WRITTEN REQUEST:
Everything from the line containing "Give me the" through the last line of the data below is to be retyped exactly, apart from the pictures.

SOURCE MATERIAL:

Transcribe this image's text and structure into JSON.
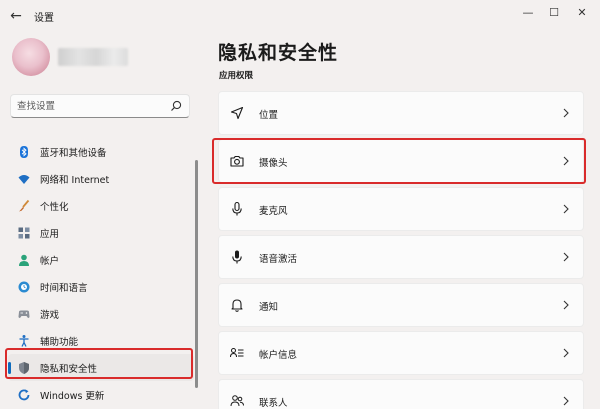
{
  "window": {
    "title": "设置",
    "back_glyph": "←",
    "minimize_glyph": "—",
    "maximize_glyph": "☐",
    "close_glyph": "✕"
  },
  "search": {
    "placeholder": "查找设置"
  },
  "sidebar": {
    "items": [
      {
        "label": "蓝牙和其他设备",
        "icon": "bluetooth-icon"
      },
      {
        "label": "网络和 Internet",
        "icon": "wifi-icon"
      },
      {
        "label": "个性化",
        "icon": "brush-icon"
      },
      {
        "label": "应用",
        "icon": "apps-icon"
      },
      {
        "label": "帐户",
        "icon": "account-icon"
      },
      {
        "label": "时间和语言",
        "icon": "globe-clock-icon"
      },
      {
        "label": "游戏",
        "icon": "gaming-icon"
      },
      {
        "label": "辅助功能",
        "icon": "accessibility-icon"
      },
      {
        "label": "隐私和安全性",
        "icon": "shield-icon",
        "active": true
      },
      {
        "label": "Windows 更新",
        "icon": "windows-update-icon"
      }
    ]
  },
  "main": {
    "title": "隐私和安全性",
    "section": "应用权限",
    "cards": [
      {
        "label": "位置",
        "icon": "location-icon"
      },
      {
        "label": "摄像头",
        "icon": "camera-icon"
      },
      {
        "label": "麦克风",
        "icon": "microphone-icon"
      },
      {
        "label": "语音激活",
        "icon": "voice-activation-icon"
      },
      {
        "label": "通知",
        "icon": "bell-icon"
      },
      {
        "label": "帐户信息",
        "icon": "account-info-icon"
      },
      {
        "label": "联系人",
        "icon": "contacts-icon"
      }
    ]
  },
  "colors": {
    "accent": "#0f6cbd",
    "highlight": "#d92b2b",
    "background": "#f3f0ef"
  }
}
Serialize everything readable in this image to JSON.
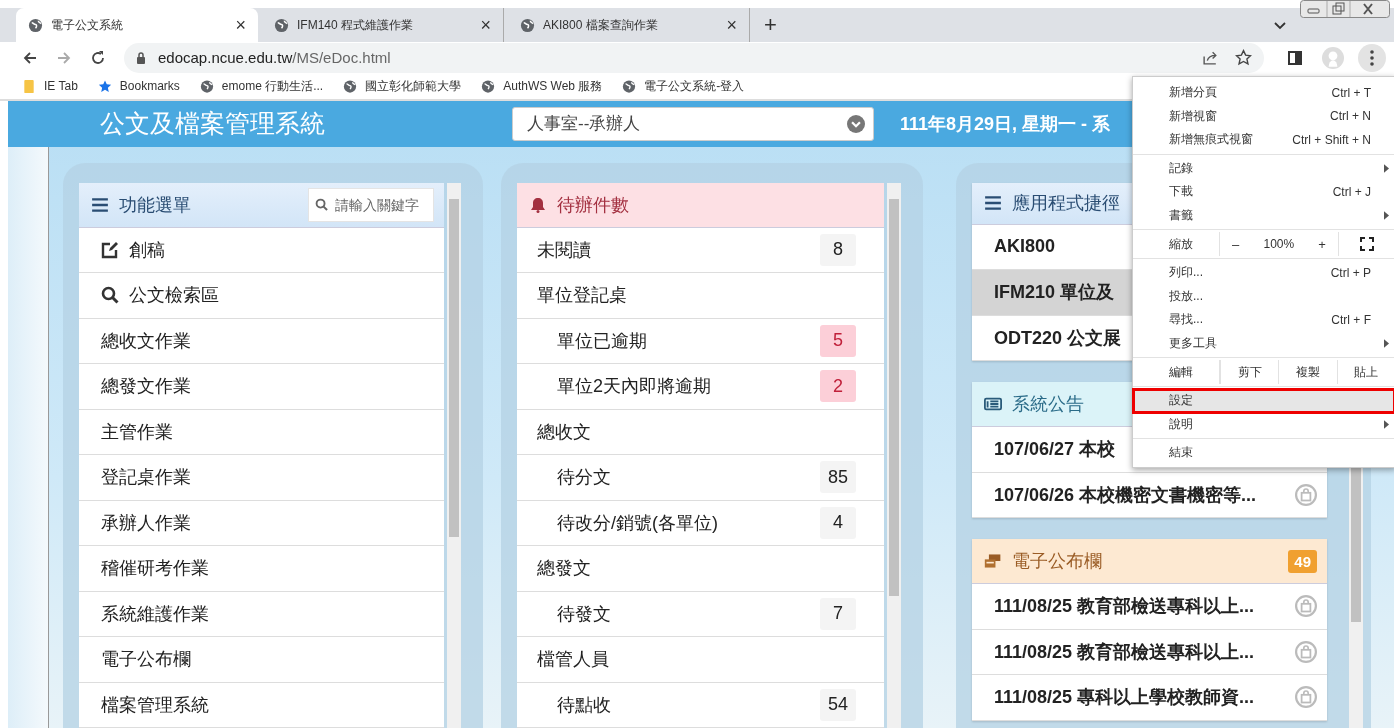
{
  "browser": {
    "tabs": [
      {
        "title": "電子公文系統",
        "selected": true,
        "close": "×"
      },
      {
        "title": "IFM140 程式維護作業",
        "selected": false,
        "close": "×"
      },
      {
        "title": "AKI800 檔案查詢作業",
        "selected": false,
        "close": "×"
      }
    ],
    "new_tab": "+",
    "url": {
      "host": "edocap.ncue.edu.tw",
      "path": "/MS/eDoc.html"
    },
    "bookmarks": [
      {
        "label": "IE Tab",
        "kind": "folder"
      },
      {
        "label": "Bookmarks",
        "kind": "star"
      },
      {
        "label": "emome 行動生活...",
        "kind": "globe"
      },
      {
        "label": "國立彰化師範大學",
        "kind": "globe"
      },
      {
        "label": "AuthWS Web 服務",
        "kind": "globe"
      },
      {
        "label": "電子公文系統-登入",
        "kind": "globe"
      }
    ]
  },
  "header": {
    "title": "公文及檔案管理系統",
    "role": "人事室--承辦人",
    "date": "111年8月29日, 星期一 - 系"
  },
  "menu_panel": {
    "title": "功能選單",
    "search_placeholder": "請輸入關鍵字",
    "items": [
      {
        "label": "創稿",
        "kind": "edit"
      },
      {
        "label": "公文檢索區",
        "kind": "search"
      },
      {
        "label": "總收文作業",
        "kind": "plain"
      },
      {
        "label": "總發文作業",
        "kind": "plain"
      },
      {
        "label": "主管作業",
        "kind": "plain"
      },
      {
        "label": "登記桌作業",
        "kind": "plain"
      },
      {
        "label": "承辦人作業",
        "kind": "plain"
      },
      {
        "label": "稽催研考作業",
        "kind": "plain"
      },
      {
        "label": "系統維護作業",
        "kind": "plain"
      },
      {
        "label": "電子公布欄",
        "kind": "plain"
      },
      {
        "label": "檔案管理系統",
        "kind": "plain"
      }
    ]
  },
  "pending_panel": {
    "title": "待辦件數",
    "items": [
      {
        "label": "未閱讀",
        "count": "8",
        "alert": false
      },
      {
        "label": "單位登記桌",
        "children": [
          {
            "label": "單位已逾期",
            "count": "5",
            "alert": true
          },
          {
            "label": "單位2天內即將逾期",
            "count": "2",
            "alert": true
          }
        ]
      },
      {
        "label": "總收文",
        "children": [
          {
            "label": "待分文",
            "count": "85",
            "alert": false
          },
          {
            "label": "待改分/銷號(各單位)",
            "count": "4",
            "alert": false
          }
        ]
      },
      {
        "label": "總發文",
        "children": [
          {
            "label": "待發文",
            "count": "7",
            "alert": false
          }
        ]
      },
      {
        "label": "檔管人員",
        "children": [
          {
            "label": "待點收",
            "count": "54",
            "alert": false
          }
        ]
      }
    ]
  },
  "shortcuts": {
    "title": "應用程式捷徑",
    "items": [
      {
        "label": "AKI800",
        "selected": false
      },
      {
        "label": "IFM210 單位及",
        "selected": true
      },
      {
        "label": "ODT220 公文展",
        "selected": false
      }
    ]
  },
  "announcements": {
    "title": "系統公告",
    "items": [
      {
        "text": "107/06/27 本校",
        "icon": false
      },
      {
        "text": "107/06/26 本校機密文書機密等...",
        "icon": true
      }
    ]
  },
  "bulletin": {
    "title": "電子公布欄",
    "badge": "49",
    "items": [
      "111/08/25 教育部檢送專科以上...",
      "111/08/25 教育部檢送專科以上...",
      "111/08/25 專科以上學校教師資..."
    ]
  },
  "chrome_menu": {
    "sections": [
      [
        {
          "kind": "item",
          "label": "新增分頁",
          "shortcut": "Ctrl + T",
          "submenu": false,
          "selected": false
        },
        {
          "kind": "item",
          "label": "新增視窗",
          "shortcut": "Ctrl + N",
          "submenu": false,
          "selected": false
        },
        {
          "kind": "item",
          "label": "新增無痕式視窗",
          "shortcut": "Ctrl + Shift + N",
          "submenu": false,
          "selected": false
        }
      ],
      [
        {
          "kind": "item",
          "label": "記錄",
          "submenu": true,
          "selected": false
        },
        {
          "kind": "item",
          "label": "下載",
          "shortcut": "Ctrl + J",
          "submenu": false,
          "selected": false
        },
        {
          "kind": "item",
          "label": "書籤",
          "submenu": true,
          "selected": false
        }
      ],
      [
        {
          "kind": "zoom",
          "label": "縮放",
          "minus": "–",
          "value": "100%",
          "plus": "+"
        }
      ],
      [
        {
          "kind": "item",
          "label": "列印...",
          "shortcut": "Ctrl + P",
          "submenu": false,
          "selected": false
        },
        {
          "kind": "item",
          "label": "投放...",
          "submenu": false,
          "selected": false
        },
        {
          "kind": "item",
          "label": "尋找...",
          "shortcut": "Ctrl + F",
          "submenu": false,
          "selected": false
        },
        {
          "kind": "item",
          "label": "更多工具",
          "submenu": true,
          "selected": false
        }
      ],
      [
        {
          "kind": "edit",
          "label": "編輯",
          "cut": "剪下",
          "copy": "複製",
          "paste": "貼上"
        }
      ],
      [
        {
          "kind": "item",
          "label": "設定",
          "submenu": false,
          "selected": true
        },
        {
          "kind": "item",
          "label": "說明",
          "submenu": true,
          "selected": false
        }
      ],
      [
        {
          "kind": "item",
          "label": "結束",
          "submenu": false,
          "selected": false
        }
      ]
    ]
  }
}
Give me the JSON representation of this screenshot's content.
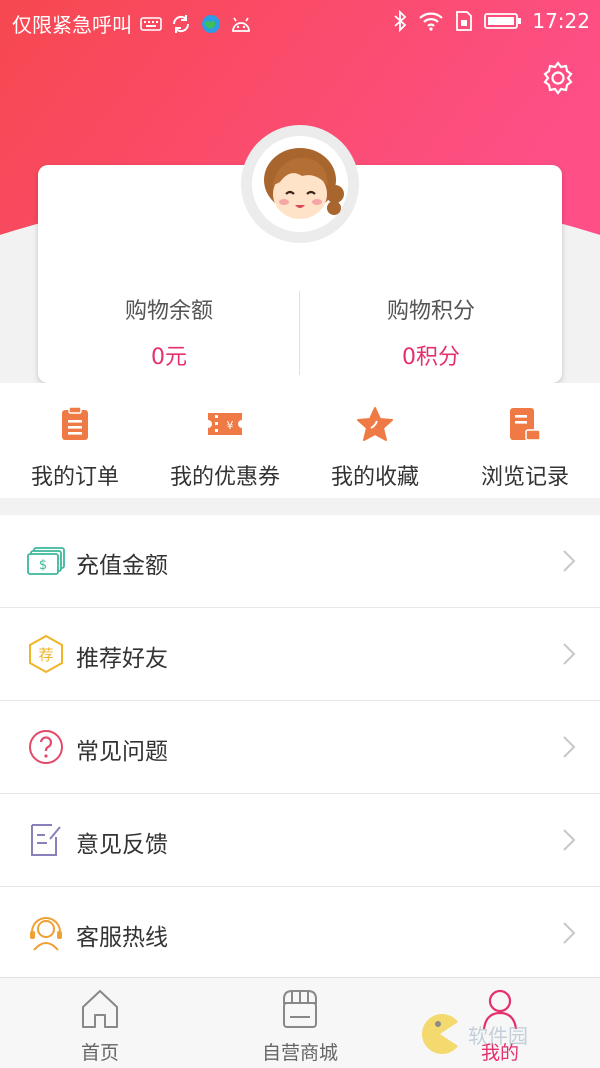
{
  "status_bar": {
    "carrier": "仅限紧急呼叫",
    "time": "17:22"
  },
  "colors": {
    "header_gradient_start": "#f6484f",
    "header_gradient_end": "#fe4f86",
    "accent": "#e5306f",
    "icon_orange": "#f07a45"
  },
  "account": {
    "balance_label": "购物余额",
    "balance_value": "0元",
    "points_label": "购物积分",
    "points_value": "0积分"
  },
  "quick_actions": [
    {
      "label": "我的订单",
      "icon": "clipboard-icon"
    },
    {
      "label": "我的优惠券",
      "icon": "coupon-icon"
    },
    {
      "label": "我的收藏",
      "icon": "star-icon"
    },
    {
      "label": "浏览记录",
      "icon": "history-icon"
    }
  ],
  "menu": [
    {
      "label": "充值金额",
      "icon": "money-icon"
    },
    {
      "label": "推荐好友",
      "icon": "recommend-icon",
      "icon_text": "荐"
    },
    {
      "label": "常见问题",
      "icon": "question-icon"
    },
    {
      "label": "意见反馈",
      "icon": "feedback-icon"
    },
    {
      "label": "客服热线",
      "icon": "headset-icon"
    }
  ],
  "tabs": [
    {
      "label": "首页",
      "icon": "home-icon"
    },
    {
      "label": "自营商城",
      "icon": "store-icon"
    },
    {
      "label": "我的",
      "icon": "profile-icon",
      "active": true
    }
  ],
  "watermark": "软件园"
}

RESPONSE BELOW:
Give me the JSON representation of this screenshot's content.
{
  "status_bar": {
    "carrier": "仅限紧急呼叫",
    "time": "17:22"
  },
  "colors": {
    "header_gradient_start": "#f6484f",
    "header_gradient_end": "#fe4f86",
    "accent": "#e5306f",
    "icon_orange": "#f07a45"
  },
  "account": {
    "balance_label": "购物余额",
    "balance_value": "0元",
    "points_label": "购物积分",
    "points_value": "0积分"
  },
  "quick_actions": [
    {
      "label": "我的订单",
      "icon": "clipboard-icon"
    },
    {
      "label": "我的优惠券",
      "icon": "coupon-icon"
    },
    {
      "label": "我的收藏",
      "icon": "star-icon"
    },
    {
      "label": "浏览记录",
      "icon": "history-icon"
    }
  ],
  "menu": [
    {
      "label": "充值金额",
      "icon": "money-icon"
    },
    {
      "label": "推荐好友",
      "icon": "recommend-icon",
      "icon_text": "荐"
    },
    {
      "label": "常见问题",
      "icon": "question-icon"
    },
    {
      "label": "意见反馈",
      "icon": "feedback-icon"
    },
    {
      "label": "客服热线",
      "icon": "headset-icon"
    }
  ],
  "tabs": [
    {
      "label": "首页",
      "icon": "home-icon"
    },
    {
      "label": "自营商城",
      "icon": "store-icon"
    },
    {
      "label": "我的",
      "icon": "profile-icon",
      "active": true
    }
  ],
  "watermark": "软件园"
}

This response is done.